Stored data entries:
-----

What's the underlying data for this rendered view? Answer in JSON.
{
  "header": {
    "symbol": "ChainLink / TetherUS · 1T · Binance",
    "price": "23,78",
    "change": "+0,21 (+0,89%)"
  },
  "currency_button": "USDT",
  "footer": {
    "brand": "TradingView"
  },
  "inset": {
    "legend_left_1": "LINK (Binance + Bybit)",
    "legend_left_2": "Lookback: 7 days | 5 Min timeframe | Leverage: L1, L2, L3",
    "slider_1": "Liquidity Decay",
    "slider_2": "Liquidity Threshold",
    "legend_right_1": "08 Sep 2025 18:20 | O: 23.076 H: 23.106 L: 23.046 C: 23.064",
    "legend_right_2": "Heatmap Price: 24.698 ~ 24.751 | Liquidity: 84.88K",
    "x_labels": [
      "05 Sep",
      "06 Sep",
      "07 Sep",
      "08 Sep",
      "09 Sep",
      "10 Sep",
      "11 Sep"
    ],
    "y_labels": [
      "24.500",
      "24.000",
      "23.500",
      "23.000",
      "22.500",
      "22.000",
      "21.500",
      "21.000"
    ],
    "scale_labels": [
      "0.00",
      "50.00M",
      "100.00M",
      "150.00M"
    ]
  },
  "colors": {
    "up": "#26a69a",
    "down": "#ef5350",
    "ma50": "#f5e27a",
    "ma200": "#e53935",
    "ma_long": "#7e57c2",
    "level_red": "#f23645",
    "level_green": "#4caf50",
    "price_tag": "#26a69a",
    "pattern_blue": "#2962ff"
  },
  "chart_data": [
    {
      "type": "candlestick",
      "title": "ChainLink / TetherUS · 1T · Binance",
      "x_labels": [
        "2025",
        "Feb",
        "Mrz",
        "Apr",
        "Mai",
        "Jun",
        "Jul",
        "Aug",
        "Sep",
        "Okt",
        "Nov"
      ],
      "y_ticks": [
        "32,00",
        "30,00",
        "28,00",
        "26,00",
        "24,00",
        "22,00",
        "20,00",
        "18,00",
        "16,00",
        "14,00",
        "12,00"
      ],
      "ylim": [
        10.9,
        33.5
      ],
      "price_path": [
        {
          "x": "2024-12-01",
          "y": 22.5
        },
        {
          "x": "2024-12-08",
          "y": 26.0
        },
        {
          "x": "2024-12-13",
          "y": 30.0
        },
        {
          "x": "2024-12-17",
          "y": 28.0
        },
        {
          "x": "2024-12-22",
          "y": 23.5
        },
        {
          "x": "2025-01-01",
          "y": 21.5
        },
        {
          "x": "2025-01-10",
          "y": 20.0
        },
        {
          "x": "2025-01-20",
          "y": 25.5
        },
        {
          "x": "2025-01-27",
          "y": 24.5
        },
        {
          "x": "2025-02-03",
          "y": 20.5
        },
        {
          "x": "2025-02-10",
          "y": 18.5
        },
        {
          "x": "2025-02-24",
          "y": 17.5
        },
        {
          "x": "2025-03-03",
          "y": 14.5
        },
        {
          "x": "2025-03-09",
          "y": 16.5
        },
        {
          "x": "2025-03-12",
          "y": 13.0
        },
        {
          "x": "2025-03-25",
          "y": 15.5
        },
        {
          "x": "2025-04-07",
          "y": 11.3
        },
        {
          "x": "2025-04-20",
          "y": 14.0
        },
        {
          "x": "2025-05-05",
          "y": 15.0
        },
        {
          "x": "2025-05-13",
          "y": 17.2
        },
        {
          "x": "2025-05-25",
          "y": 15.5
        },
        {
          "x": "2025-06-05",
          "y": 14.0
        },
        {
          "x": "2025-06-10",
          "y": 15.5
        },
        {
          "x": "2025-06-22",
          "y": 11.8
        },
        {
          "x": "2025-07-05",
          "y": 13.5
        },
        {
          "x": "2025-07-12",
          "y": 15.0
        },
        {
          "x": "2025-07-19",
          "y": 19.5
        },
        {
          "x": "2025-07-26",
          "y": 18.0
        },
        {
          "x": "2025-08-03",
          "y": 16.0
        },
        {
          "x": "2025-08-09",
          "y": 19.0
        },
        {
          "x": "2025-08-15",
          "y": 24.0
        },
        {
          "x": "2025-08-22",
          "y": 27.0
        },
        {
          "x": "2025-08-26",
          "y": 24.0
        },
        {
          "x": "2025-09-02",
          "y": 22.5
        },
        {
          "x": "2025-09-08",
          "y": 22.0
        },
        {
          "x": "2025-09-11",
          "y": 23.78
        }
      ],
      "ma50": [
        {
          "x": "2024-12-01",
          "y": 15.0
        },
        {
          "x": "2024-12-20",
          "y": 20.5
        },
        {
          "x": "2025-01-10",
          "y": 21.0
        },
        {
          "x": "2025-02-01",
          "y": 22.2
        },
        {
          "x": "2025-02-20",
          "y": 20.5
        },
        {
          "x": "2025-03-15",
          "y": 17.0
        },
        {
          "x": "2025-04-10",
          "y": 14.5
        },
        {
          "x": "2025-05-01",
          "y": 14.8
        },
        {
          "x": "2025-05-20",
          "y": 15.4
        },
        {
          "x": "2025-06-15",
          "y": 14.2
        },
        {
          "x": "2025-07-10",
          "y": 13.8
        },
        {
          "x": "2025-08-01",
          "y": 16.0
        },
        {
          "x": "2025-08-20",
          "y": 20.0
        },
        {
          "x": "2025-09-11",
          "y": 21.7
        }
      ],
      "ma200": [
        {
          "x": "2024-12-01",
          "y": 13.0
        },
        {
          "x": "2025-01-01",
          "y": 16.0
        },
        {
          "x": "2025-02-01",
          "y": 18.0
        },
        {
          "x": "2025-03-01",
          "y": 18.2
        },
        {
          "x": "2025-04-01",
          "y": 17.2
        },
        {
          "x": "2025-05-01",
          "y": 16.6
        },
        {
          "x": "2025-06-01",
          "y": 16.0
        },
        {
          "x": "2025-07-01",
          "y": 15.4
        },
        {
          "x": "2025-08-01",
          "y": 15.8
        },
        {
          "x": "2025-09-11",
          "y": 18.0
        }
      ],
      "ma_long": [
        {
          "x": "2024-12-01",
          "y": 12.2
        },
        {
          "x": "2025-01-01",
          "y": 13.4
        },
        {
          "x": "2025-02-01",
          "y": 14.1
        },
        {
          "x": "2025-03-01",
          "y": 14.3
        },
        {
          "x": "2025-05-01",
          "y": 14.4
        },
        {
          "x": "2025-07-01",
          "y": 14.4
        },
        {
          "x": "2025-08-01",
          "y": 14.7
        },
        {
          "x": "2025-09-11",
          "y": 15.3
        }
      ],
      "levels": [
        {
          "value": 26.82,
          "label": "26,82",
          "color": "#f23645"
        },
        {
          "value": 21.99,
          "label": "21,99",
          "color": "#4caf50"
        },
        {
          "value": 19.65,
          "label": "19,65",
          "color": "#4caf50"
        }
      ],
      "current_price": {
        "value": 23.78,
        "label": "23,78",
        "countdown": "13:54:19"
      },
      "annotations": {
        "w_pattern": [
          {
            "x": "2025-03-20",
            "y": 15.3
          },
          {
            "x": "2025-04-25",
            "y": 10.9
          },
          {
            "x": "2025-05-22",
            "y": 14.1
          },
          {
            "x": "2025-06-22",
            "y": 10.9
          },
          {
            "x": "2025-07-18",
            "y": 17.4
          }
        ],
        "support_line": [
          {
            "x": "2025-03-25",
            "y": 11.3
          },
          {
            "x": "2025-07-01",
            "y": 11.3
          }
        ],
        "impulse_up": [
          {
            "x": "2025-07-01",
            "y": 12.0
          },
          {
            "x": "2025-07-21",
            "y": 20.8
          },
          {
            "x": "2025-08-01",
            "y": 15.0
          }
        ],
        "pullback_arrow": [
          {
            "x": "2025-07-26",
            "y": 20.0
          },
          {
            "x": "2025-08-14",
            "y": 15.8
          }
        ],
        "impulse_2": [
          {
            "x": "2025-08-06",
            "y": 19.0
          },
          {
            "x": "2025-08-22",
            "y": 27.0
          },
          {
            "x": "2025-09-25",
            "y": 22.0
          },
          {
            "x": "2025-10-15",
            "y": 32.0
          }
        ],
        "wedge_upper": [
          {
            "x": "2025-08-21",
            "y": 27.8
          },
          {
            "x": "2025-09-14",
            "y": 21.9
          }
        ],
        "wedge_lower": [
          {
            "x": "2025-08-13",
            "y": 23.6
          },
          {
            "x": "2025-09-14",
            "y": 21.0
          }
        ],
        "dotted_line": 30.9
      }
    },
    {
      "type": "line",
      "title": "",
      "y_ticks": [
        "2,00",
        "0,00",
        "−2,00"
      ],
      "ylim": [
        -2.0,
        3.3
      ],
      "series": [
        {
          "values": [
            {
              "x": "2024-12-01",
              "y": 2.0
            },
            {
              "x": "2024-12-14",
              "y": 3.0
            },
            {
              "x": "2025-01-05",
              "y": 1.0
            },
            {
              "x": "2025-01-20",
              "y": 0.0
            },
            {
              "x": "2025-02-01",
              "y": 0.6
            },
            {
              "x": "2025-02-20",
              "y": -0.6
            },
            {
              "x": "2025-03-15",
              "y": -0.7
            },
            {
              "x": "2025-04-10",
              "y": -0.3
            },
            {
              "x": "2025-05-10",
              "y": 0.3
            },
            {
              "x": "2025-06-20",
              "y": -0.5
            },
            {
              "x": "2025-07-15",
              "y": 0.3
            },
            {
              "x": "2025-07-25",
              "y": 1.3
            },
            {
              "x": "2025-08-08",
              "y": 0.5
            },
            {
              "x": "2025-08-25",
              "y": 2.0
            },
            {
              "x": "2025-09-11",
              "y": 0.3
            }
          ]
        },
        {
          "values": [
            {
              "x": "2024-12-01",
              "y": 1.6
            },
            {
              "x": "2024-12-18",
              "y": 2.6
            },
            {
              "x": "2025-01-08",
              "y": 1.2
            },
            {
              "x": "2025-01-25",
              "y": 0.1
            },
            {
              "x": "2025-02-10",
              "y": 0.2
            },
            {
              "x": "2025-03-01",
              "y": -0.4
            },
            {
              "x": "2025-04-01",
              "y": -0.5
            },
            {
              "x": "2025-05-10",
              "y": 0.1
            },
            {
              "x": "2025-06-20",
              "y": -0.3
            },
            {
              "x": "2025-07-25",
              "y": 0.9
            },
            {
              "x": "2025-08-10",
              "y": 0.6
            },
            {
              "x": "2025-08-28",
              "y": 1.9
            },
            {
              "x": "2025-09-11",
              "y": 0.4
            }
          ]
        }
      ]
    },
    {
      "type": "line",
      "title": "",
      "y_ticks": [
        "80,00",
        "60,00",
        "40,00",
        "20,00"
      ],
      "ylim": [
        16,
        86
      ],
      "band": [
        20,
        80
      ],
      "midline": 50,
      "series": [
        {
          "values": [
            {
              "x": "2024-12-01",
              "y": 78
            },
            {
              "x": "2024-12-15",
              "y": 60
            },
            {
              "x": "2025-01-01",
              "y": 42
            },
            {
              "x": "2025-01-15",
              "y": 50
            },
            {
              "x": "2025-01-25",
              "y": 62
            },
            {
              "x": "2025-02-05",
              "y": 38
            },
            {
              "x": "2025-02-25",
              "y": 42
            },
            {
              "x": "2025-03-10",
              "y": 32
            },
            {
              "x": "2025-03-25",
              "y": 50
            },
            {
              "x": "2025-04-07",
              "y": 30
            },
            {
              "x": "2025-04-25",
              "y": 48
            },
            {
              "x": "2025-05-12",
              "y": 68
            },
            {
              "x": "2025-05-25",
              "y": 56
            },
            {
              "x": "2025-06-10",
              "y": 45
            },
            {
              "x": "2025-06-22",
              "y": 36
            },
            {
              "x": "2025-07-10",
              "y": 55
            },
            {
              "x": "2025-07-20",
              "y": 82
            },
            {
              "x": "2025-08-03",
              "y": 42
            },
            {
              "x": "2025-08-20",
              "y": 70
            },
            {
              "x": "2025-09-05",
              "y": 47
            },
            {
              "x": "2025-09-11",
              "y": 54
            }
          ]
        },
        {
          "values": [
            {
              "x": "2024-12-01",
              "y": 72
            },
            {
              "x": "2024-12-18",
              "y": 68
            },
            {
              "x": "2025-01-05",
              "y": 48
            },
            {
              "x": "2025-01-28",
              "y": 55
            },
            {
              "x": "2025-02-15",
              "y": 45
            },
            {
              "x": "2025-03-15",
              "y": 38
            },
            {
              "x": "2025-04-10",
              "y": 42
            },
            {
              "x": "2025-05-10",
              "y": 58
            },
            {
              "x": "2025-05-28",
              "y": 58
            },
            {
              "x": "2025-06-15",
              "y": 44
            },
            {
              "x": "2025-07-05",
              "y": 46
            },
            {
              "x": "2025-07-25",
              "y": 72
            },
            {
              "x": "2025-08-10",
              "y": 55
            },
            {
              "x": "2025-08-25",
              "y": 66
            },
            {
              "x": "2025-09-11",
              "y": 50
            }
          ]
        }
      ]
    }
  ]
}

-----

Brief: From the listing above, collect each line in which the string "Liquidity" appears.

The response:
    "slider_1": "Liquidity Decay",
    "slider_2": "Liquidity Threshold",
    "legend_right_2": "Heatmap Price: 24.698 ~ 24.751 | Liquidity: 84.88K",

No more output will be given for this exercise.